* **WRITTEN TASK**
What follows is a block of records; reproduce all of it verbatim.

## begin SUPPLIED RECORDS

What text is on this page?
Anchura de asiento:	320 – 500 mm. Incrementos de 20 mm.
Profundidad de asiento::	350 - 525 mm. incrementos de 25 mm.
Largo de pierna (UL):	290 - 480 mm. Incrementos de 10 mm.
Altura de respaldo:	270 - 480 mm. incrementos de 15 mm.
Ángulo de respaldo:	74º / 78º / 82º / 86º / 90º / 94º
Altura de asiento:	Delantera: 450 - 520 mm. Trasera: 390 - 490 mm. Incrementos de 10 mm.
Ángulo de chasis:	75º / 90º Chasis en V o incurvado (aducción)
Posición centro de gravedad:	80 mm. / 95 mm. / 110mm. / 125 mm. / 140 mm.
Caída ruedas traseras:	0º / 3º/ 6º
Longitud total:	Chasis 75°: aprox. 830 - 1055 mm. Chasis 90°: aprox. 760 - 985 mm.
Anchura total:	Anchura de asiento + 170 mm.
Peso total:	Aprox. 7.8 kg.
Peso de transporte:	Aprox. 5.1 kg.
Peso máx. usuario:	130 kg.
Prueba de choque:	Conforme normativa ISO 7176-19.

## end SUPPLIED RECORDS

* **SOLUTION**
What text is on this page?
Anchura de asiento:	320 – 500 mm. Incrementos de 20 mm.
Profundidad de asiento::	350 - 525 mm. incrementos de 25 mm.
Largo de pierna (UL):	290 - 480 mm. Incrementos de 10 mm.
Altura de respaldo:	270 - 480 mm. incrementos de 15 mm.
Ángulo de respaldo:	74º / 78º / 82º / 86º / 90º / 94º
Altura de asiento:	Delantera: 450 - 520 mm. Trasera: 390 - 490 mm. Incrementos de 10 mm.
Ángulo de chasis:	75º / 90º Chasis en V o incurvado (aducción)
Posición centro de gravedad:	80 mm. / 95 mm. / 110mm. / 125 mm. / 140 mm.
Caída ruedas traseras:	0º / 3º/ 6º
Longitud total:	Chasis 75°: aprox. 830 - 1055 mm. Chasis 90°: aprox. 760 - 985 mm.
Anchura total:	Anchura de asiento + 170 mm.
Peso total:	Aprox. 7.8 kg.
Peso de transporte:	Aprox. 5.1 kg.
Peso máx. usuario:	130 kg.
Prueba de choque:	Conforme normativa ISO 7176-19.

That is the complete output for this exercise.